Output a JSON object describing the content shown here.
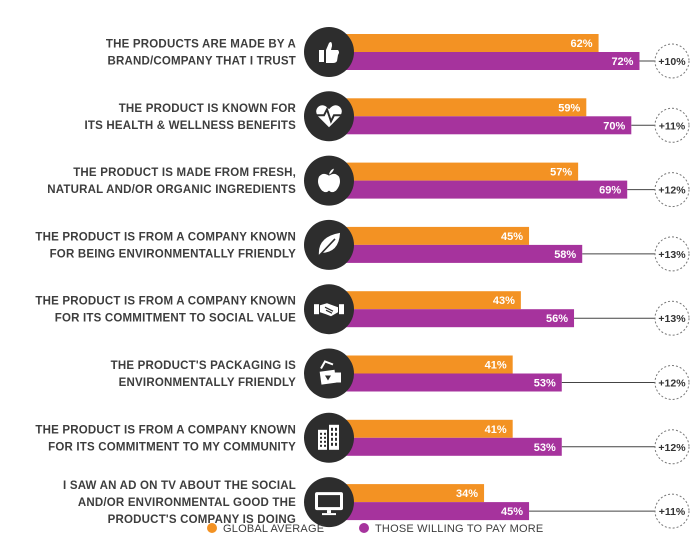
{
  "chart_data": {
    "type": "bar",
    "orientation": "horizontal",
    "categories": [
      "THE PRODUCTS ARE MADE BY A|BRAND/COMPANY THAT I TRUST",
      "THE PRODUCT IS KNOWN FOR|ITS HEALTH & WELLNESS BENEFITS",
      "THE PRODUCT IS MADE FROM FRESH,|NATURAL AND/OR ORGANIC INGREDIENTS",
      "THE PRODUCT IS FROM A COMPANY KNOWN|FOR BEING ENVIRONMENTALLY FRIENDLY",
      "THE PRODUCT IS FROM A COMPANY KNOWN|FOR ITS COMMITMENT TO SOCIAL VALUE",
      "THE PRODUCT'S PACKAGING IS|ENVIRONMENTALLY FRIENDLY",
      "THE PRODUCT IS FROM A COMPANY KNOWN|FOR ITS COMMITMENT TO MY COMMUNITY",
      "I SAW AN AD ON TV ABOUT THE SOCIAL|AND/OR ENVIRONMENTAL GOOD THE|PRODUCT'S COMPANY IS DOING"
    ],
    "icons": [
      "thumbs-up-icon",
      "heart-pulse-icon",
      "apple-icon",
      "leaf-icon",
      "handshake-icon",
      "recycle-packaging-icon",
      "buildings-icon",
      "tv-icon"
    ],
    "series": [
      {
        "name": "GLOBAL AVERAGE",
        "color": "#f39223",
        "values": [
          62,
          59,
          57,
          45,
          43,
          41,
          41,
          34
        ]
      },
      {
        "name": "THOSE WILLING TO PAY MORE",
        "color": "#a6339d",
        "values": [
          72,
          70,
          69,
          58,
          56,
          53,
          53,
          45
        ]
      }
    ],
    "value_labels": {
      "global": [
        "62%",
        "59%",
        "57%",
        "45%",
        "43%",
        "41%",
        "41%",
        "34%"
      ],
      "pay_more": [
        "72%",
        "70%",
        "69%",
        "58%",
        "56%",
        "53%",
        "53%",
        "45%"
      ]
    },
    "differences": [
      "+10%",
      "+11%",
      "+12%",
      "+13%",
      "+13%",
      "+12%",
      "+12%",
      "+11%"
    ],
    "xlim": [
      0,
      100
    ],
    "grid": false,
    "legend_placement": "bottom-center",
    "title": "",
    "xlabel": "",
    "ylabel": ""
  }
}
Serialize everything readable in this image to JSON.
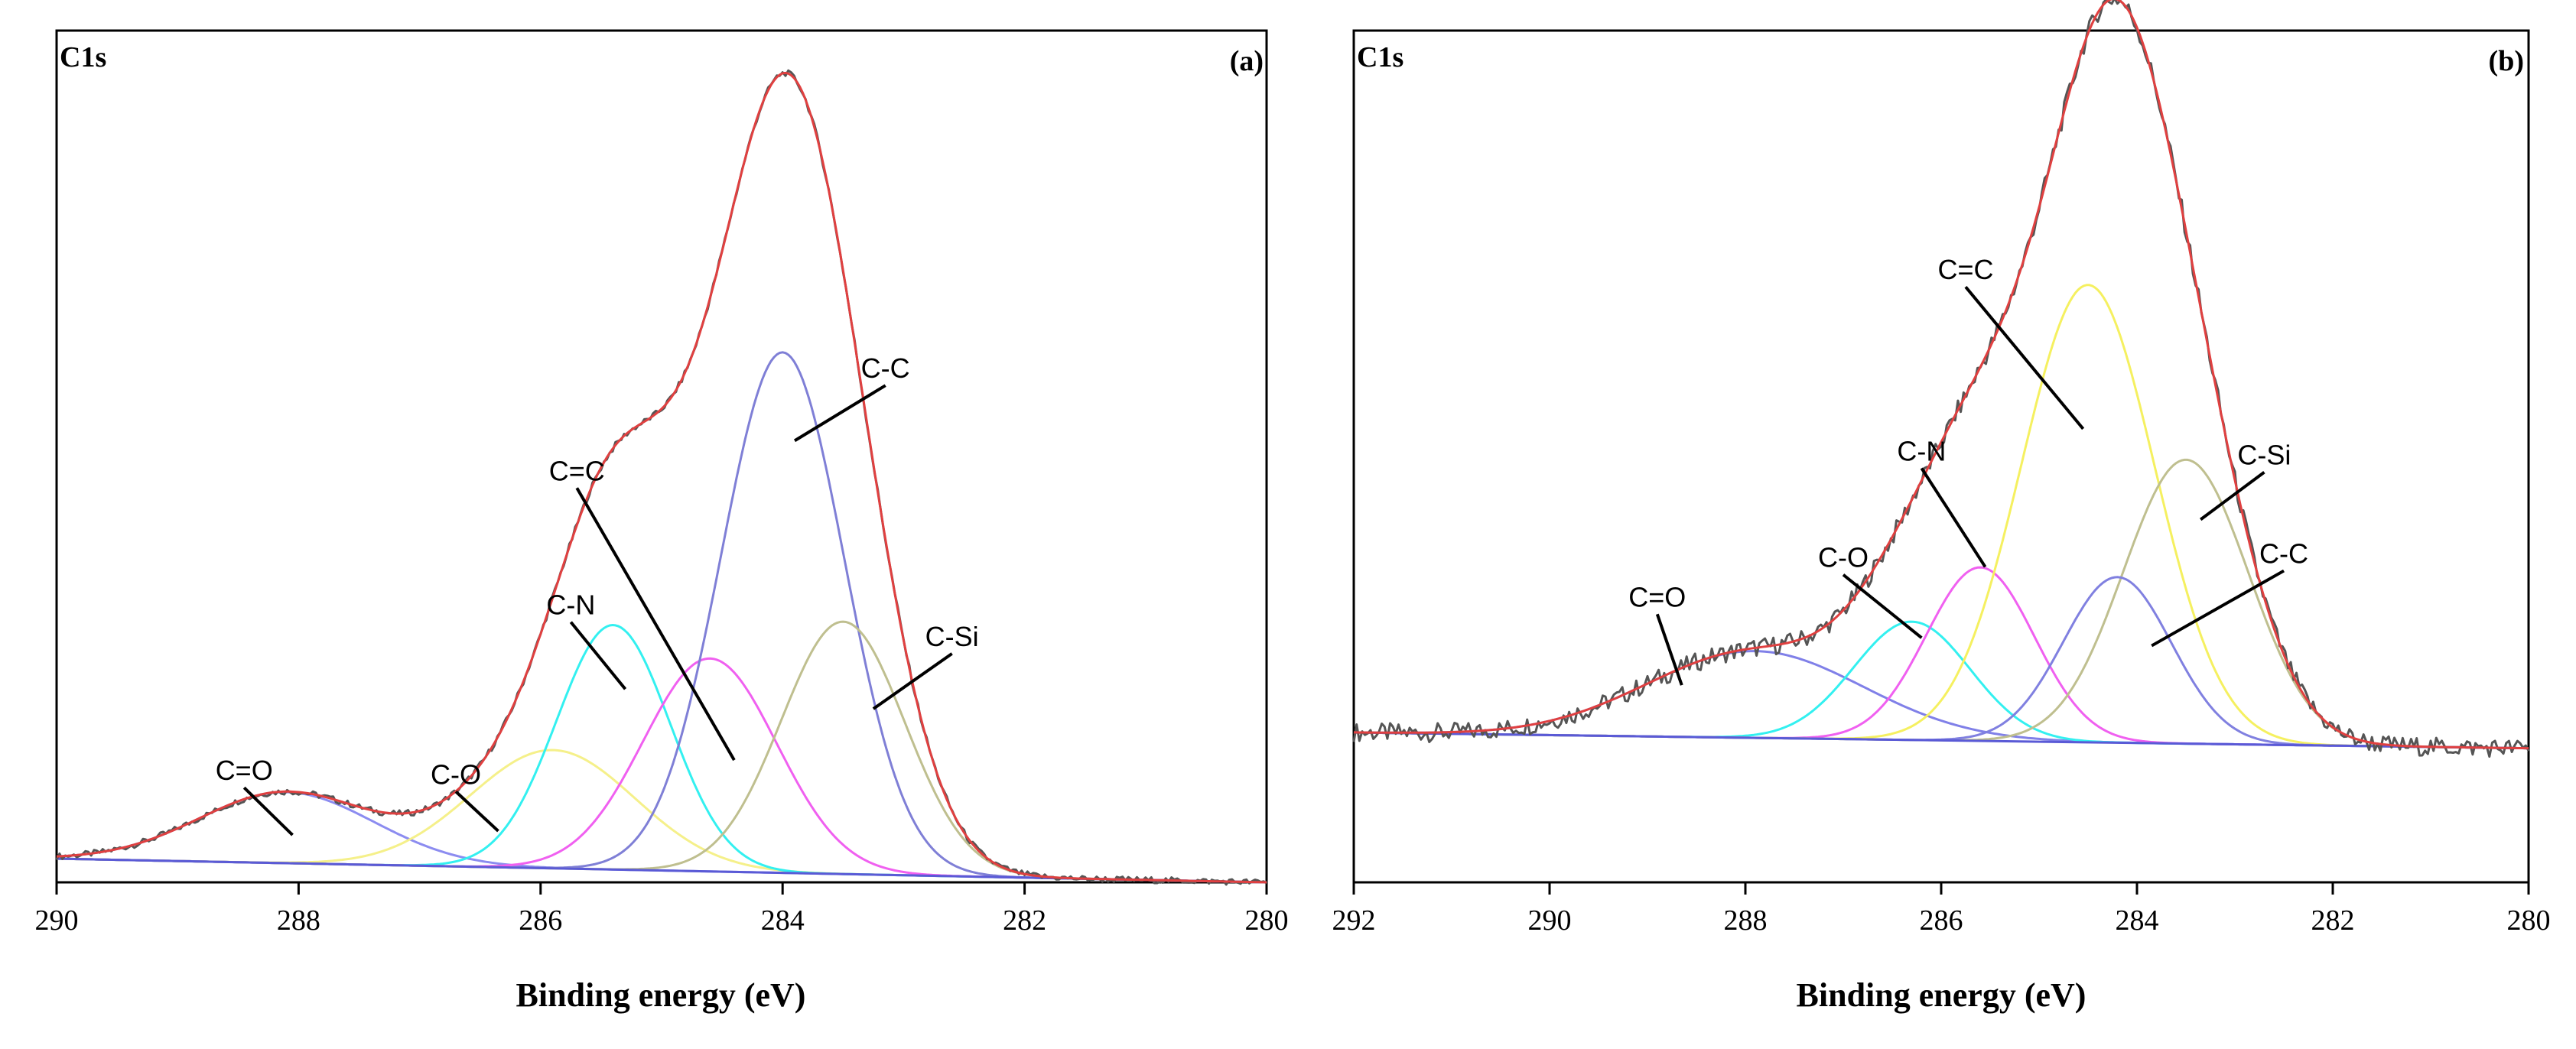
{
  "chart_data": [
    {
      "type": "line",
      "panel_label": "(a)",
      "spectrum_label": "C1s",
      "xlabel": "Binding energy (eV)",
      "ylabel": "",
      "xlim": [
        290,
        280
      ],
      "xticks": [
        290,
        288,
        286,
        284,
        282,
        280
      ],
      "ylim": [
        0,
        1.08
      ],
      "background": [
        [
          290,
          0.03
        ],
        [
          280,
          0.0
        ]
      ],
      "components": [
        {
          "name": "C=O",
          "center": 288.1,
          "fwhm": 1.7,
          "height": 0.09,
          "color": "#8c8cf0"
        },
        {
          "name": "C-O",
          "center": 285.9,
          "fwhm": 1.6,
          "height": 0.15,
          "color": "#f5f08a"
        },
        {
          "name": "C-N",
          "center": 285.4,
          "fwhm": 1.1,
          "height": 0.31,
          "color": "#33f0f0"
        },
        {
          "name": "C=C",
          "center": 284.6,
          "fwhm": 1.3,
          "height": 0.27,
          "color": "#f060f0"
        },
        {
          "name": "C-C",
          "center": 284.0,
          "fwhm": 1.2,
          "height": 0.66,
          "color": "#7f7fd6"
        },
        {
          "name": "C-Si",
          "center": 283.5,
          "fwhm": 1.2,
          "height": 0.32,
          "color": "#bfbf8f"
        }
      ],
      "annotations": [
        {
          "text": "C=O",
          "label_x": 288.45,
          "label_y": 0.12,
          "point_x": 288.05,
          "point_y": 0.06
        },
        {
          "text": "C-O",
          "label_x": 286.7,
          "label_y": 0.115,
          "point_x": 286.35,
          "point_y": 0.065
        },
        {
          "text": "C-N",
          "label_x": 285.75,
          "label_y": 0.33,
          "point_x": 285.3,
          "point_y": 0.245
        },
        {
          "text": "C=C",
          "label_x": 285.7,
          "label_y": 0.5,
          "point_x": 284.4,
          "point_y": 0.155
        },
        {
          "text": "C-C",
          "label_x": 283.15,
          "label_y": 0.63,
          "point_x": 283.9,
          "point_y": 0.56
        },
        {
          "text": "C-Si",
          "label_x": 282.6,
          "label_y": 0.29,
          "point_x": 283.25,
          "point_y": 0.22
        }
      ]
    },
    {
      "type": "line",
      "panel_label": "(b)",
      "spectrum_label": "C1s",
      "xlabel": "Binding energy (eV)",
      "ylabel": "",
      "xlim": [
        292,
        280
      ],
      "xticks": [
        292,
        290,
        288,
        286,
        284,
        282,
        280
      ],
      "ylim": [
        0,
        1.08
      ],
      "background": [
        [
          292,
          0.19
        ],
        [
          280,
          0.17
        ]
      ],
      "components": [
        {
          "name": "C=O",
          "center": 287.9,
          "fwhm": 2.6,
          "height": 0.11,
          "color": "#8080e8"
        },
        {
          "name": "C-O",
          "center": 286.3,
          "fwhm": 1.4,
          "height": 0.15,
          "color": "#33f0f0"
        },
        {
          "name": "C-N",
          "center": 285.6,
          "fwhm": 1.3,
          "height": 0.22,
          "color": "#f060f0"
        },
        {
          "name": "C=C",
          "center": 284.5,
          "fwhm": 1.6,
          "height": 0.58,
          "color": "#f5f060"
        },
        {
          "name": "C-Si",
          "center": 283.5,
          "fwhm": 1.5,
          "height": 0.36,
          "color": "#bfbf8f"
        },
        {
          "name": "C-C",
          "center": 284.2,
          "fwhm": 1.3,
          "height": 0.21,
          "color": "#8080e0"
        }
      ],
      "annotations": [
        {
          "text": "C=O",
          "label_x": 288.9,
          "label_y": 0.34,
          "point_x": 288.65,
          "point_y": 0.25
        },
        {
          "text": "C-O",
          "label_x": 287.0,
          "label_y": 0.39,
          "point_x": 286.2,
          "point_y": 0.31
        },
        {
          "text": "C-N",
          "label_x": 286.2,
          "label_y": 0.525,
          "point_x": 285.55,
          "point_y": 0.4
        },
        {
          "text": "C=C",
          "label_x": 285.75,
          "label_y": 0.755,
          "point_x": 284.55,
          "point_y": 0.575
        },
        {
          "text": "C-Si",
          "label_x": 282.7,
          "label_y": 0.52,
          "point_x": 283.35,
          "point_y": 0.46
        },
        {
          "text": "C-C",
          "label_x": 282.5,
          "label_y": 0.395,
          "point_x": 283.85,
          "point_y": 0.3
        }
      ]
    }
  ]
}
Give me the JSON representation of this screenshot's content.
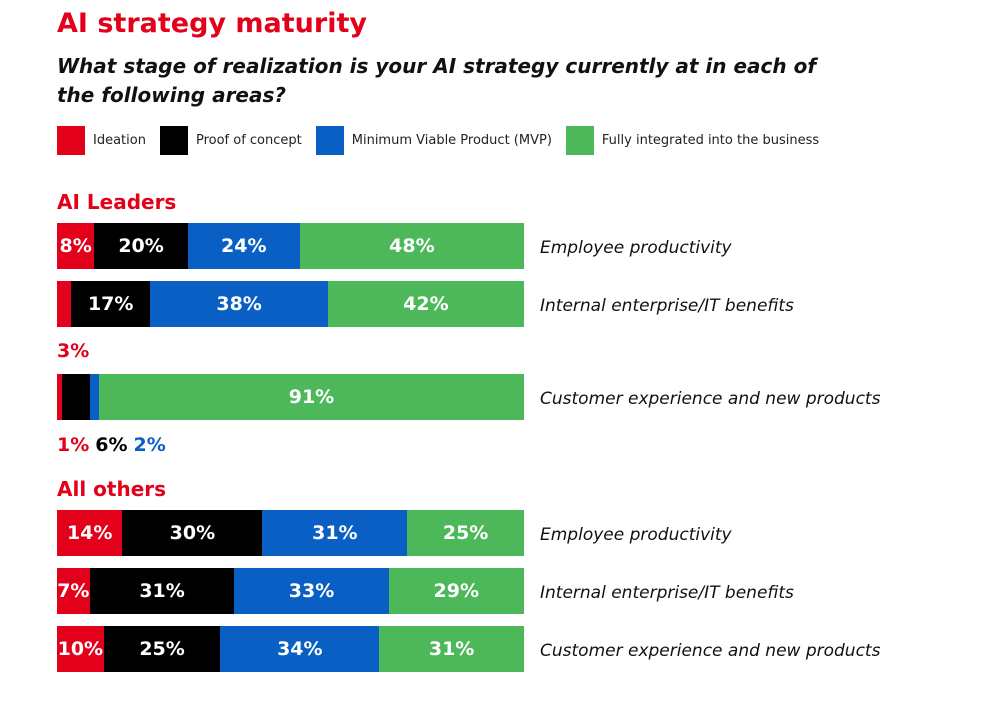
{
  "title": "AI strategy maturity",
  "subtitle": "What stage of realization is your AI strategy currently at in each of the following areas?",
  "colors": {
    "ideation": "#e2001a",
    "poc": "#000000",
    "mvp": "#0a5fc4",
    "integrated": "#4db85a",
    "accent": "#e2001a"
  },
  "legend": [
    {
      "label": "Ideation",
      "color": "#e2001a"
    },
    {
      "label": "Proof of concept",
      "color": "#000000"
    },
    {
      "label": "Minimum Viable Product (MVP)",
      "color": "#0a5fc4"
    },
    {
      "label": "Fully integrated into the business",
      "color": "#4db85a"
    }
  ],
  "chart_data": {
    "type": "bar",
    "orientation": "horizontal-stacked-100",
    "series_names": [
      "Ideation",
      "Proof of concept",
      "Minimum Viable Product (MVP)",
      "Fully integrated into the business"
    ],
    "groups": [
      {
        "name": "AI Leaders",
        "rows": [
          {
            "category": "Employee productivity",
            "values": [
              8,
              20,
              24,
              48
            ],
            "labels": [
              "8%",
              "20%",
              "24%",
              "48%"
            ]
          },
          {
            "category": "Internal enterprise/IT benefits",
            "values": [
              3,
              17,
              38,
              42
            ],
            "labels": [
              "",
              "17%",
              "38%",
              "42%"
            ]
          },
          {
            "category": "Customer experience and new products",
            "values": [
              1,
              6,
              2,
              91
            ],
            "labels": [
              "",
              "",
              "",
              "91%"
            ]
          }
        ]
      },
      {
        "name": "All others",
        "rows": [
          {
            "category": "Employee productivity",
            "values": [
              14,
              30,
              31,
              25
            ],
            "labels": [
              "14%",
              "30%",
              "31%",
              "25%"
            ]
          },
          {
            "category": "Internal enterprise/IT benefits",
            "values": [
              7,
              31,
              33,
              29
            ],
            "labels": [
              "7%",
              "31%",
              "33%",
              "29%"
            ]
          },
          {
            "category": "Customer experience and new products",
            "values": [
              10,
              25,
              34,
              31
            ],
            "labels": [
              "10%",
              "25%",
              "34%",
              "31%"
            ]
          }
        ]
      }
    ],
    "outside_labels": {
      "above_leaders_cx": "3%",
      "below_leaders_cx": [
        {
          "text": "1%",
          "color": "#e2001a"
        },
        {
          "text": "6%",
          "color": "#000000"
        },
        {
          "text": "2%",
          "color": "#0a5fc4"
        }
      ]
    }
  }
}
****************************************
Exercise instructions - Say how many lines of the data include the string "content". Nothing other than the number should be given.

Response below - 2